__WHAT THIS TASK INVOLVES__: Write out again only the lines running from the one that contains "Decode this image" to the end of the records below, including both the first and the last.

__ROWS__:
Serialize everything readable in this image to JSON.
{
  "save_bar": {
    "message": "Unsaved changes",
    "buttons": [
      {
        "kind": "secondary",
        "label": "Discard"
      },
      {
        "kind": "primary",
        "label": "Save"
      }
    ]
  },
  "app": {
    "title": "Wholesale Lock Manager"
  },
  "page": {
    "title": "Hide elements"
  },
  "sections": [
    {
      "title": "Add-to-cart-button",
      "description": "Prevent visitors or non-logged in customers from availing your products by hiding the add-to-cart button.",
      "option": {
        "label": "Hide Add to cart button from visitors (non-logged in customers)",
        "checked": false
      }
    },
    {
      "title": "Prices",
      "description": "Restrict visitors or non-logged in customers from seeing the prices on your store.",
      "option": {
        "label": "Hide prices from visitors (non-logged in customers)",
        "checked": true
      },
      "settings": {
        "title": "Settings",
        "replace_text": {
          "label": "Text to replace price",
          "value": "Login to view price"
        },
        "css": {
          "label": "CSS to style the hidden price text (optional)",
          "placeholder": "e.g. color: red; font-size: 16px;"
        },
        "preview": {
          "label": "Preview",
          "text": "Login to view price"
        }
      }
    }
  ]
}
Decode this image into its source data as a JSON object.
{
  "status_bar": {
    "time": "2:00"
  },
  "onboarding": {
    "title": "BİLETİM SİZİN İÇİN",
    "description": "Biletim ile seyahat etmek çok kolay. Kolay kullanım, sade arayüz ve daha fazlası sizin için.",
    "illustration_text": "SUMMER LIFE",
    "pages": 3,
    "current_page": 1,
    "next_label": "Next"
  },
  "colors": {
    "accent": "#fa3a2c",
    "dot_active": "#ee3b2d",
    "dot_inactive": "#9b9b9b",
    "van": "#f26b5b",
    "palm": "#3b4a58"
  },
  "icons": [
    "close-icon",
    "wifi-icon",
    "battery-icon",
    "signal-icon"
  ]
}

__SOLUTION TO THIS EXERCISE__:
Decode this image into its source data as a JSON object.
{
  "status_bar": {
    "time": "2:00"
  },
  "onboarding": {
    "title": "BİLETİM SİZİN İÇİN",
    "description": "Biletim ile seyahat etmek çok kolay. Kolay kullanım, sade arayüz ve daha fazlası sizin için.",
    "illustration_text": "SUMMER LIFE",
    "pages": 3,
    "current_page": 1,
    "next_label": "Next"
  },
  "colors": {
    "accent": "#fa3a2c",
    "dot_active": "#ee3b2d",
    "dot_inactive": "#9b9b9b",
    "van": "#f26b5b",
    "palm": "#3b4a58"
  },
  "icons": [
    "close-icon",
    "wifi-icon",
    "battery-icon",
    "signal-icon"
  ]
}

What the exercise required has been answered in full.